__RECORDS__
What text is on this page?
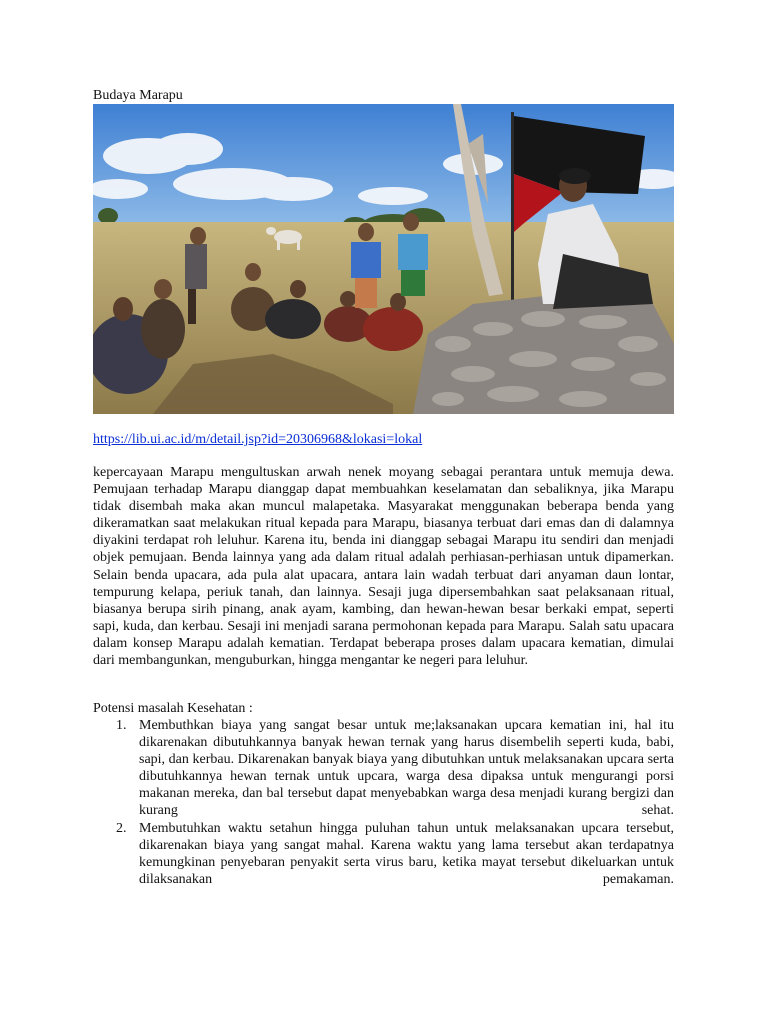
Budaya Marapu
https://lib.ui.ac.id/m/detail.jsp?id=20306968&lokasi=lokal

kepercayaan Marapu mengultuskan arwah nenek moyang sebagai perantara untuk memuja dewa. Pemujaan terhadap Marapu dianggap dapat membuahkan keselamatan dan sebaliknya, jika Marapu tidak disembah maka akan muncul malapetaka. Masyarakat menggunakan beberapa benda yang dikeramatkan saat melakukan ritual kepada para Marapu, biasanya terbuat dari emas dan di dalamnya diyakini terdapat roh leluhur. Karena itu, benda ini dianggap sebagai Marapu itu sendiri dan menjadi objek pemujaan. Benda lainnya yang ada dalam ritual adalah perhiasan-perhiasan untuk dipamerkan. Selain benda upacara, ada pula alat upacara, antara lain wadah terbuat dari anyaman daun lontar, tempurung kelapa, periuk tanah, dan lainnya. Sesaji juga dipersembahkan saat pelaksanaan ritual, biasanya berupa sirih pinang, anak ayam, kambing, dan hewan-hewan besar berkaki empat, seperti sapi, kuda, dan kerbau. Sesaji ini menjadi sarana permohonan kepada para Marapu. Salah satu upacara dalam konsep Marapu adalah kematian. Terdapat beberapa proses dalam upacara kematian, dimulai dari membangunkan, menguburkan, hingga mengantar ke negeri para leluhur.

Potensi masalah Kesehatan :

1. Membuthkan biaya yang sangat besar untuk me;laksanakan upcara kematian ini, hal itu dikarenakan dibutuhkannya banyak hewan ternak yang harus disembelih seperti kuda, babi, sapi, dan kerbau. Dikarenakan banyak biaya yang dibutuhkan untuk melaksanakan upcara serta dibutuhkannya hewan ternak untuk upcara, warga desa dipaksa untuk mengurangi porsi makanan mereka, dan bal tersebut dapat menyebabkan warga desa menjadi kurang bergizi dan kurang sehat.
2. Membutuhkan waktu setahun hingga puluhan tahun untuk melaksanakan upcara tersebut, dikarenakan biaya yang sangat mahal. Karena waktu yang lama tersebut akan terdapatnya kemungkinan penyebaran penyakit serta virus baru, ketika mayat tersebut dikeluarkan untuk dilaksanakan pemakaman.
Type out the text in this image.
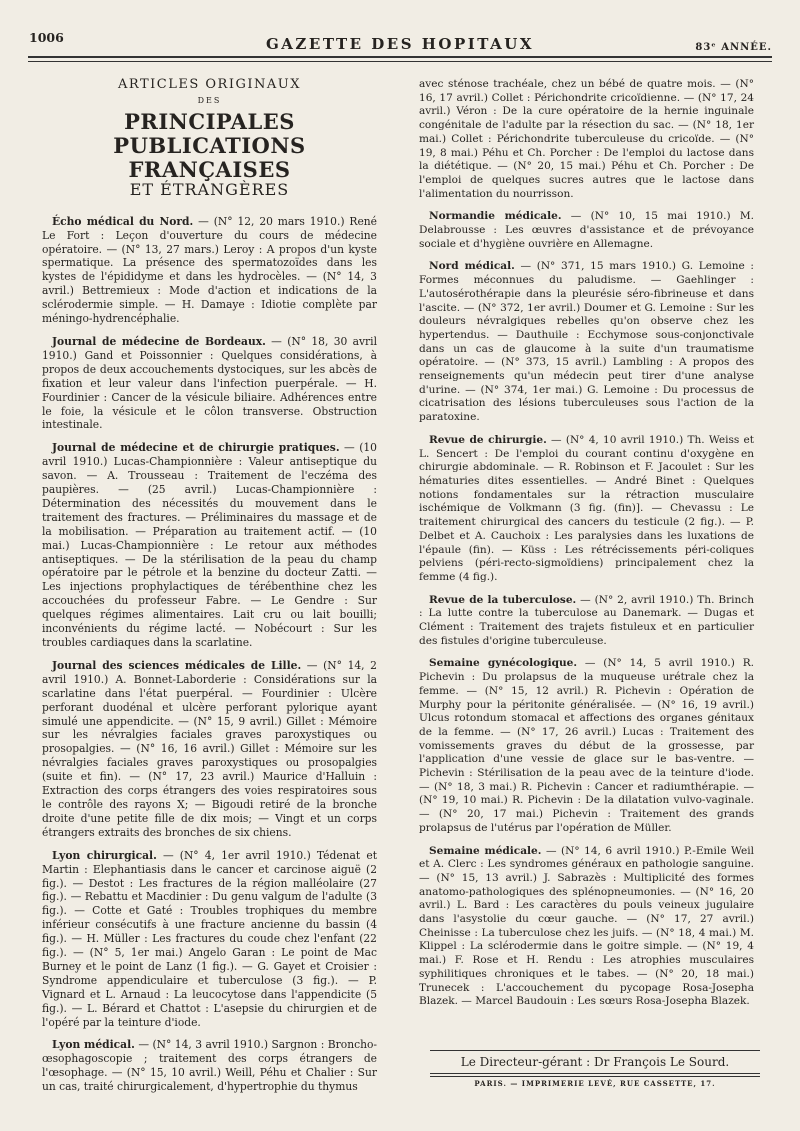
1006	GAZETTE DES HOPITAUX	83ᵉ ANNÉE.
ARTICLES ORIGINAUX
DES
PRINCIPALES PUBLICATIONS FRANÇAISES
ET ÉTRANGÈRES

Écho médical du Nord. — (N° 12, 20 mars 1910.) René Le Fort : Leçon d'ouverture du cours de médecine opératoire. — (N° 13, 27 mars.) Leroy : A propos d'un kyste spermatique. La présence des spermatozoïdes dans les kystes de l'épididyme et dans les hydrocèles. — (N° 14, 3 avril.) Bettremieux : Mode d'action et indications de la sclérodermie simple. — H. Damaye : Idiotie complète par méningo-hydrencéphalie.

Journal de médecine de Bordeaux. — (N° 18, 30 avril 1910.) Gand et Poissonnier : Quelques considérations, à propos de deux accouchements dystociques, sur les abcès de fixation et leur valeur dans l'infection puerpérale. — H. Fourdinier : Cancer de la vésicule biliaire. Adhérences entre le foie, la vésicule et le côlon transverse. Obstruction intestinale.

Journal de médecine et de chirurgie pratiques. — (10 avril 1910.) Lucas-Championnière : Valeur antiseptique du savon. — A. Trousseau : Traitement de l'eczéma des paupières. — (25 avril.) Lucas-Championnière : Détermination des nécessités du mouvement dans le traitement des fractures. — Préliminaires du massage et de la mobilisation. — Préparation au traitement actif. — (10 mai.) Lucas-Championnière : Le retour aux méthodes antiseptiques. — De la stérilisation de la peau du champ opératoire par le pétrole et la benzine du docteur Zatti. — Les injections prophylactiques de térébenthine chez les accouchées du professeur Fabre. — Le Gendre : Sur quelques régimes alimentaires. Lait cru ou lait bouilli; inconvénients du régime lacté. — Nobécourt : Sur les troubles cardiaques dans la scarlatine.

Journal des sciences médicales de Lille. — (N° 14, 2 avril 1910.) A. Bonnet-Laborderie : Considérations sur la scarlatine dans l'état puerpéral. — Fourdinier : Ulcère perforant duodénal et ulcère perforant pylorique ayant simulé une appendicite. — (N° 15, 9 avril.) Gillet : Mémoire sur les névralgies faciales graves paroxystiques ou prosopalgies. — (N° 16, 16 avril.) Gillet : Mémoire sur les névralgies faciales graves paroxystiques ou prosopalgies (suite et fin). — (N° 17, 23 avril.) Maurice d'Halluin : Extraction des corps étrangers des voies respiratoires sous le contrôle des rayons X; — Bigoudi retiré de la bronche droite d'une petite fille de dix mois; — Vingt et un corps étrangers extraits des bronches de six chiens.

Lyon chirurgical. — (N° 4, 1er avril 1910.) Tédenat et Martin : Elephantiasis dans le cancer et carcinose aiguë (2 fig.). — Destot : Les fractures de la région malléolaire (27 fig.). — Rebattu et Macdinier : Du genu valgum de l'adulte (3 fig.). — Cotte et Gaté : Troubles trophiques du membre inférieur consécutifs à une fracture ancienne du bassin (4 fig.). — H. Müller : Les fractures du coude chez l'enfant (22 fig.). — (N° 5, 1er mai.) Angelo Garan : Le point de Mac Burney et le point de Lanz (1 fig.). — G. Gayet et Croisier : Syndrome appendiculaire et tuberculose (3 fig.). — P. Vignard et L. Arnaud : La leucocytose dans l'appendicite (5 fig.). — L. Bérard et Chattot : L'asepsie du chirurgien et de l'opéré par la teinture d'iode.

Lyon médical. — (N° 14, 3 avril 1910.) Sargnon : Broncho-œsophagoscopie ; traitement des corps étrangers de l'œsophage. — (N° 15, 10 avril.) Weill, Péhu et Chalier : Sur un cas, traité chirurgicalement, d'hypertrophie du thymus

avec sténose trachéale, chez un bébé de quatre mois. — (N° 16, 17 avril.) Collet : Périchondrite cricoïdienne. — (N° 17, 24 avril.) Véron : De la cure opératoire de la hernie inguinale congénitale de l'adulte par la résection du sac. — (N° 18, 1er mai.) Collet : Périchondrite tuberculeuse du cricoïde. — (N° 19, 8 mai.) Péhu et Ch. Porcher : De l'emploi du lactose dans la diététique. — (N° 20, 15 mai.) Péhu et Ch. Porcher : De l'emploi de quelques sucres autres que le lactose dans l'alimentation du nourrisson.

Normandie médicale. — (N° 10, 15 mai 1910.) M. Delabrousse : Les œuvres d'assistance et de prévoyance sociale et d'hygiène ouvrière en Allemagne.

Nord médical. — (N° 371, 15 mars 1910.) G. Lemoine : Formes méconnues du paludisme. — Gaehlinger : L'autosérothérapie dans la pleurésie séro-fibrineuse et dans l'ascite. — (N° 372, 1er avril.) Doumer et G. Lemoine : Sur les douleurs névralgiques rebelles qu'on observe chez les hypertendus. — Dauthuile : Ecchymose sous-conjonctivale dans un cas de glaucome à la suite d'un traumatisme opératoire. — (N° 373, 15 avril.) Lambling : A propos des renseignements qu'un médecin peut tirer d'une analyse d'urine. — (N° 374, 1er mai.) G. Lemoine : Du processus de cicatrisation des lésions tuberculeuses sous l'action de la paratoxine.

Revue de chirurgie. — (N° 4, 10 avril 1910.) Th. Weiss et L. Sencert : De l'emploi du courant continu d'oxygène en chirurgie abdominale. — R. Robinson et F. Jacoulet : Sur les hématuries dites essentielles. — André Binet : Quelques notions fondamentales sur la rétraction musculaire ischémique de Volkmann (3 fig. (fin)]. — Chevassu : Le traitement chirurgical des cancers du testicule (2 fig.). — P. Delbet et A. Cauchoix : Les paralysies dans les luxations de l'épaule (fin). — Küss : Les rétrécissements péri-coliques pelviens (péri-recto-sigmoïdiens) principalement chez la femme (4 fig.).

Revue de la tuberculose. — (N° 2, avril 1910.) Th. Brinch : La lutte contre la tuberculose au Danemark. — Dugas et Clément : Traitement des trajets fistuleux et en particulier des fistules d'origine tuberculeuse.

Semaine gynécologique. — (N° 14, 5 avril 1910.) R. Pichevin : Du prolapsus de la muqueuse urétrale chez la femme. — (N° 15, 12 avril.) R. Pichevin : Opération de Murphy pour la péritonite généralisée. — (N° 16, 19 avril.) Ulcus rotondum stomacal et affections des organes génitaux de la femme. — (N° 17, 26 avril.) Lucas : Traitement des vomissements graves du début de la grossesse, par l'application d'une vessie de glace sur le bas-ventre. — Pichevin : Stérilisation de la peau avec de la teinture d'iode. — (N° 18, 3 mai.) R. Pichevin : Cancer et radiumthérapie. — (N° 19, 10 mai.) R. Pichevin : De la dilatation vulvo-vaginale. — (N° 20, 17 mai.) Pichevin : Traitement des grands prolapsus de l'utérus par l'opération de Müller.

Semaine médicale. — (N° 14, 6 avril 1910.) P.-Emile Weil et A. Clerc : Les syndromes généraux en pathologie sanguine. — (N° 15, 13 avril.) J. Sabrazès : Multiplicité des formes anatomo-pathologiques des splénopneumonies. — (N° 16, 20 avril.) L. Bard : Les caractères du pouls veineux jugulaire dans l'asystolie du cœur gauche. — (N° 17, 27 avril.) Cheinisse : La tuberculose chez les juifs. — (N° 18, 4 mai.) M. Klippel : La sclérodermie dans le goitre simple. — (N° 19, 4 mai.) F. Rose et H. Rendu : Les atrophies musculaires syphilitiques chroniques et le tabes. — (N° 20, 18 mai.) Trunecek : L'accouchement du pycopage Rosa-Josepha Blazek. — Marcel Baudouin : Les sœurs Rosa-Josepha Blazek.

Le Directeur-gérant : Dr François Le Sourd.
PARIS. — IMPRIMERIE LEVÉ, RUE CASSETTE, 17.
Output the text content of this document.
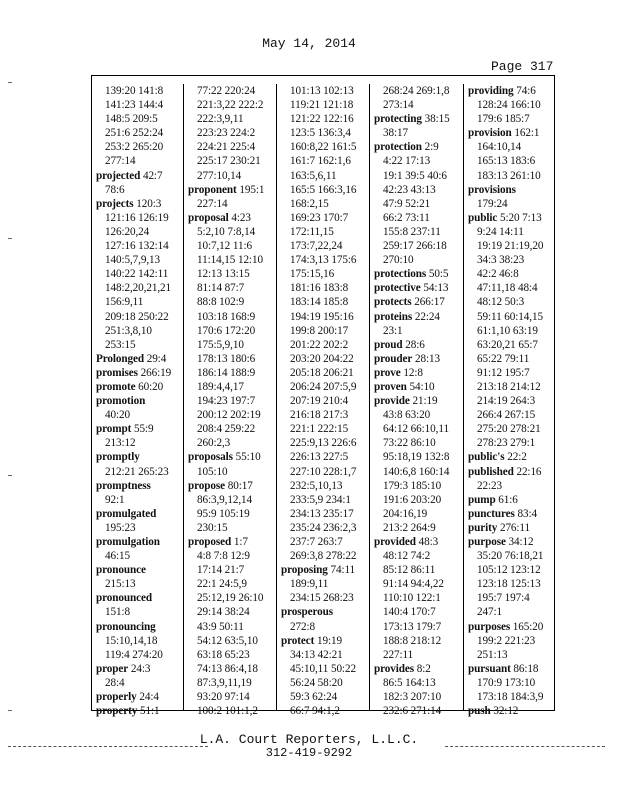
May 14, 2014
Page 317
139:20 141:8
141:23 144:4
148:5 209:5
251:6 252:24
253:2 265:20
277:14
projected 42:7
78:6
projects 120:3
121:16 126:19
126:20,24
127:16 132:14
140:5,7,9,13
140:22 142:11
148:2,20,21,21
156:9,11
209:18 250:22
251:3,8,10
253:15
Prolonged 29:4
promises 266:19
promote 60:20
promotion
40:20
prompt 55:9
213:12
promptly
212:21 265:23
promptness
92:1
promulgated
195:23
promulgation
46:15
pronounce
215:13
pronounced
151:8
pronouncing
15:10,14,18
119:4 274:20
proper 24:3
28:4
properly 24:4
property 51:1
77:22 220:24
221:3,22 222:2
222:3,9,11
223:23 224:2
224:21 225:4
225:17 230:21
277:10,14
proponent 195:1
227:14
proposal 4:23
5:2,10 7:8,14
10:7,12 11:6
11:14,15 12:10
12:13 13:15
81:14 87:7
88:8 102:9
103:18 168:9
170:6 172:20
175:5,9,10
178:13 180:6
186:14 188:9
189:4,4,17
194:23 197:7
200:12 202:19
208:4 259:22
260:2,3
proposals 55:10
105:10
propose 80:17
86:3,9,12,14
95:9 105:19
230:15
proposed 1:7
4:8 7:8 12:9
17:14 21:7
22:1 24:5,9
25:12,19 26:10
29:14 38:24
43:9 50:11
54:12 63:5,10
63:18 65:23
74:13 86:4,18
87:3,9,11,19
93:20 97:14
100:2 101:1,2
101:13 102:13
119:21 121:18
121:22 122:16
123:5 136:3,4
160:8,22 161:5
161:7 162:1,6
163:5,6,11
165:5 166:3,16
168:2,15
169:23 170:7
172:11,15
173:7,22,24
174:3,13 175:6
175:15,16
181:16 183:8
183:14 185:8
194:19 195:16
199:8 200:17
201:22 202:2
203:20 204:22
205:18 206:21
206:24 207:5,9
207:19 210:4
216:18 217:3
221:1 222:15
225:9,13 226:6
226:13 227:5
227:10 228:1,7
232:5,10,13
233:5,9 234:1
234:13 235:17
235:24 236:2,3
237:7 263:7
269:3,8 278:22
proposing 74:11
189:9,11
234:15 268:23
prosperous
272:8
protect 19:19
34:13 42:21
45:10,11 50:22
56:24 58:20
59:3 62:24
66:7 94:1,2
268:24 269:1,8
273:14
protecting 38:15
38:17
protection 2:9
4:22 17:13
19:1 39:5 40:6
42:23 43:13
47:9 52:21
66:2 73:11
155:8 237:11
259:17 266:18
270:10
protections 50:5
protective 54:13
protects 266:17
proteins 22:24
23:1
proud 28:6
prouder 28:13
prove 12:8
proven 54:10
provide 21:19
43:8 63:20
64:12 66:10,11
73:22 86:10
95:18,19 132:8
140:6,8 160:14
179:3 185:10
191:6 203:20
204:16,19
213:2 264:9
provided 48:3
48:12 74:2
85:12 86:11
91:14 94:4,22
110:10 122:1
140:4 170:7
173:13 179:7
188:8 218:12
227:11
provides 8:2
86:5 164:13
182:3 207:10
232:6 271:14
providing 74:6
128:24 166:10
179:6 185:7
provision 162:1
164:10,14
165:13 183:6
183:13 261:10
provisions
179:24
public 5:20 7:13
9:24 14:11
19:19 21:19,20
34:3 38:23
42:2 46:8
47:11,18 48:4
48:12 50:3
59:11 60:14,15
61:1,10 63:19
63:20,21 65:7
65:22 79:11
91:12 195:7
213:18 214:12
214:19 264:3
266:4 267:15
275:20 278:21
278:23 279:1
public's 22:2
published 22:16
22:23
pump 61:6
punctures 83:4
purity 276:11
purpose 34:12
35:20 76:18,21
105:12 123:12
123:18 125:13
195:7 197:4
247:1
purposes 165:20
199:2 221:23
251:13
pursuant 86:18
170:9 173:10
173:18 184:3,9
push 32:12
L.A. Court Reporters, L.L.C.
312-419-9292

__TASK DETAILS__
Report all lines of the data above that include the string "biaya".

__RESULT OF THIS EXERCISE__
1. Membuthkan biaya yang sangat besar untuk me;laksanakan upcara kematian ini, hal itu dikarenakan dibutuhkannya banyak hewan ternak yang harus disembelih seperti kuda, babi, sapi, dan kerbau. Dikarenakan banyak biaya yang dibutuhkan untuk melaksanakan upcara serta dibutuhkannya hewan ternak untuk upcara, warga desa dipaksa untuk mengurangi porsi makanan mereka, dan bal tersebut dapat menyebabkan warga desa menjadi kurang bergizi dan kurang sehat.
2. Membutuhkan waktu setahun hingga puluhan tahun untuk melaksanakan upcara tersebut, dikarenakan biaya yang sangat mahal. Karena waktu yang lama tersebut akan terdapatnya kemungkinan penyebaran penyakit serta virus baru, ketika mayat tersebut dikeluarkan untuk dilaksanakan pemakaman.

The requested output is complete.